= Given instruction =
Return every line unchanged, from the line containing "Extract 37 of" down to the line containing "x-tick-label: 03 [580, 654, 609, 680]", both of those included, and leave out the pictures.

======== Data for this task ========

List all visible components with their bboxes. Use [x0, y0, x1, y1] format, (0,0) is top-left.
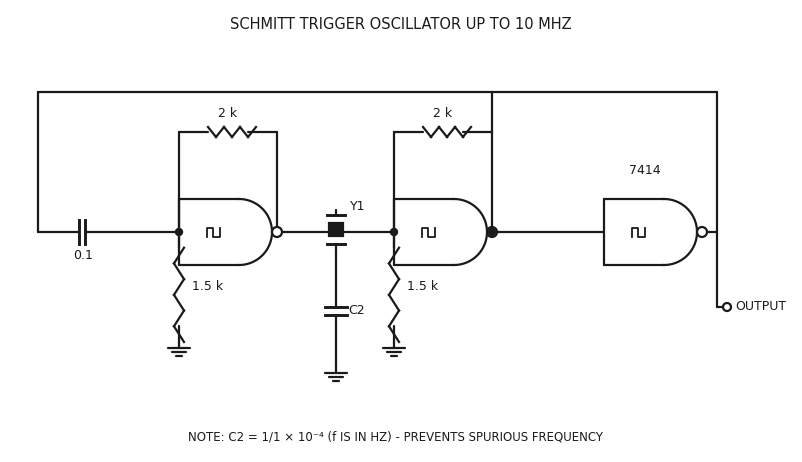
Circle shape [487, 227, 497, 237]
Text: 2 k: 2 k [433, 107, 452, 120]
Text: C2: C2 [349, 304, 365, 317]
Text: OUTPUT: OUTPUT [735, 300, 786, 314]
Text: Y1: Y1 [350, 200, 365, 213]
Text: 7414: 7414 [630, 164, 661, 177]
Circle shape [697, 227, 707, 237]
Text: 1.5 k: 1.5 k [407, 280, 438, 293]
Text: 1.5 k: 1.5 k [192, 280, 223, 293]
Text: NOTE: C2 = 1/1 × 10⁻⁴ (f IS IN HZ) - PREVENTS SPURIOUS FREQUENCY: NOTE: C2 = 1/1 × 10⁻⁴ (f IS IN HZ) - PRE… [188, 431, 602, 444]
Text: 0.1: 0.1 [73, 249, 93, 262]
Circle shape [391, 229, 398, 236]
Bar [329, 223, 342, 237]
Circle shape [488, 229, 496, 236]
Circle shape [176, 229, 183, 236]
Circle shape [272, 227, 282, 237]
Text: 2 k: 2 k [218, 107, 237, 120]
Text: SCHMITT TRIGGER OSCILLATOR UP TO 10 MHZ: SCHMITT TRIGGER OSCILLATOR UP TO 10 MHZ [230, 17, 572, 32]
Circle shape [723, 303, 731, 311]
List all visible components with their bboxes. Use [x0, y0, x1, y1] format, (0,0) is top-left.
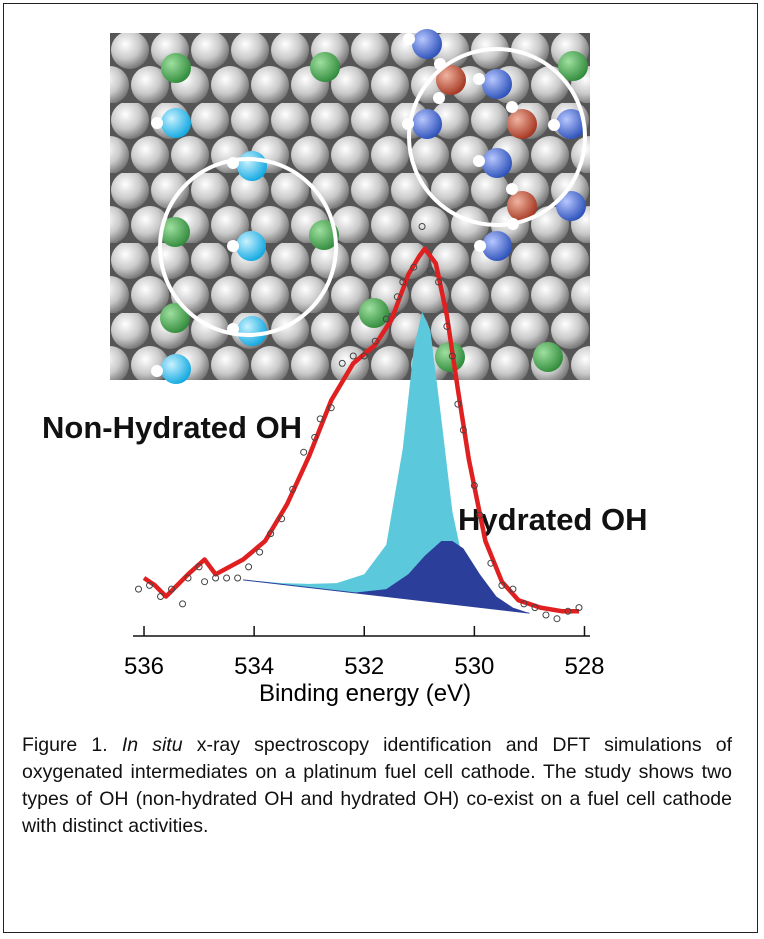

========
======== Data for this task ========

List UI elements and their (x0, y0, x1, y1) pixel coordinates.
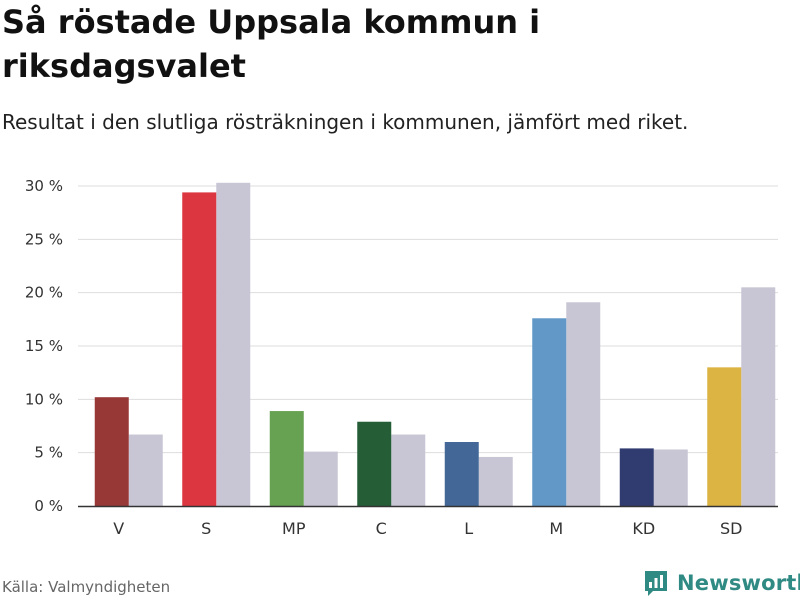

========
======== Data for this task ========

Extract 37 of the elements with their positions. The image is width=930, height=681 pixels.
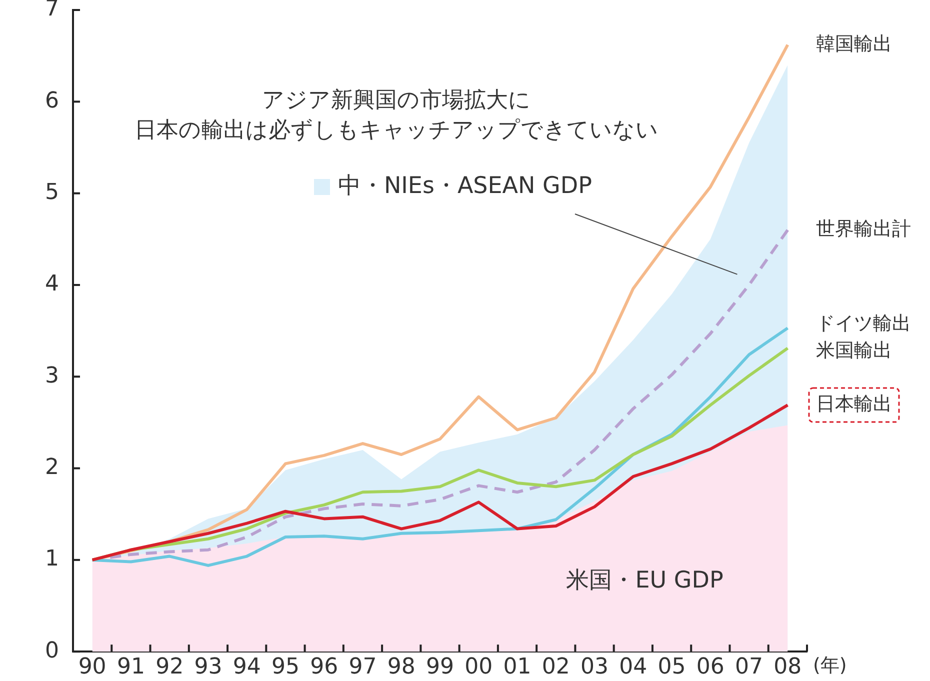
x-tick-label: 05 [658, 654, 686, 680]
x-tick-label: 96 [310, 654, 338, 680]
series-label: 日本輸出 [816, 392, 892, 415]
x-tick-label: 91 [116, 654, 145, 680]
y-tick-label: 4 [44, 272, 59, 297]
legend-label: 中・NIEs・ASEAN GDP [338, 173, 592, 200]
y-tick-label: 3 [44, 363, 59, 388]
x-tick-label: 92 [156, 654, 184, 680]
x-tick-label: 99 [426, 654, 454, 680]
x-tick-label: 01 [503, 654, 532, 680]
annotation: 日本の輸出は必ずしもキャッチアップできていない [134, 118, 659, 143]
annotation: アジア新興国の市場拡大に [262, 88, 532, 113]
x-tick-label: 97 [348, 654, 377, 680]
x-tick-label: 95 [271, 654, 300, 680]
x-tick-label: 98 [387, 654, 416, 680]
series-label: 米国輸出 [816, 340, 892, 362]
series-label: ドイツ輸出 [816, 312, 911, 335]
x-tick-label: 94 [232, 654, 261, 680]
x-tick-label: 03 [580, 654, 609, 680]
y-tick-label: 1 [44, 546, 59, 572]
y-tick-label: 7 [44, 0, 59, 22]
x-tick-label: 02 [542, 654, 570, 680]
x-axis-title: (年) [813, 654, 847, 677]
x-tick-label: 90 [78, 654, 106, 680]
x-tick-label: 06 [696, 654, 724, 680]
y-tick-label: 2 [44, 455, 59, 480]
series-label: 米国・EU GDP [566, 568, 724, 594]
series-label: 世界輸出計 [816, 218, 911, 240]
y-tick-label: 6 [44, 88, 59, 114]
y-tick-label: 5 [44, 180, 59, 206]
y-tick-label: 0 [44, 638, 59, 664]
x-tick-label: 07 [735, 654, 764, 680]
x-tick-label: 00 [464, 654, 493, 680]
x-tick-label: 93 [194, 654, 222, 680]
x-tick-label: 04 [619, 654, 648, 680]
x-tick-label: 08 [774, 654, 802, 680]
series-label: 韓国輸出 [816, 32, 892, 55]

========

= Worked solution =
Extract 37 of the elements with their positions. The image is width=930, height=681 pixels.
x-tick-label: 05 [658, 654, 686, 680]
x-tick-label: 96 [310, 654, 338, 680]
series-label: 日本輸出 [816, 392, 892, 415]
x-tick-label: 91 [116, 654, 145, 680]
y-tick-label: 4 [44, 272, 59, 297]
legend-label: 中・NIEs・ASEAN GDP [338, 173, 592, 200]
y-tick-label: 3 [44, 363, 59, 388]
x-tick-label: 92 [156, 654, 184, 680]
x-tick-label: 99 [426, 654, 454, 680]
x-tick-label: 01 [503, 654, 532, 680]
annotation: 日本の輸出は必ずしもキャッチアップできていない [134, 118, 659, 143]
annotation: アジア新興国の市場拡大に [262, 88, 532, 113]
x-tick-label: 97 [348, 654, 377, 680]
x-tick-label: 95 [271, 654, 300, 680]
x-tick-label: 98 [387, 654, 416, 680]
series-label: 米国輸出 [816, 340, 892, 362]
series-label: ドイツ輸出 [816, 312, 911, 335]
x-tick-label: 94 [232, 654, 261, 680]
x-tick-label: 03 [580, 654, 609, 680]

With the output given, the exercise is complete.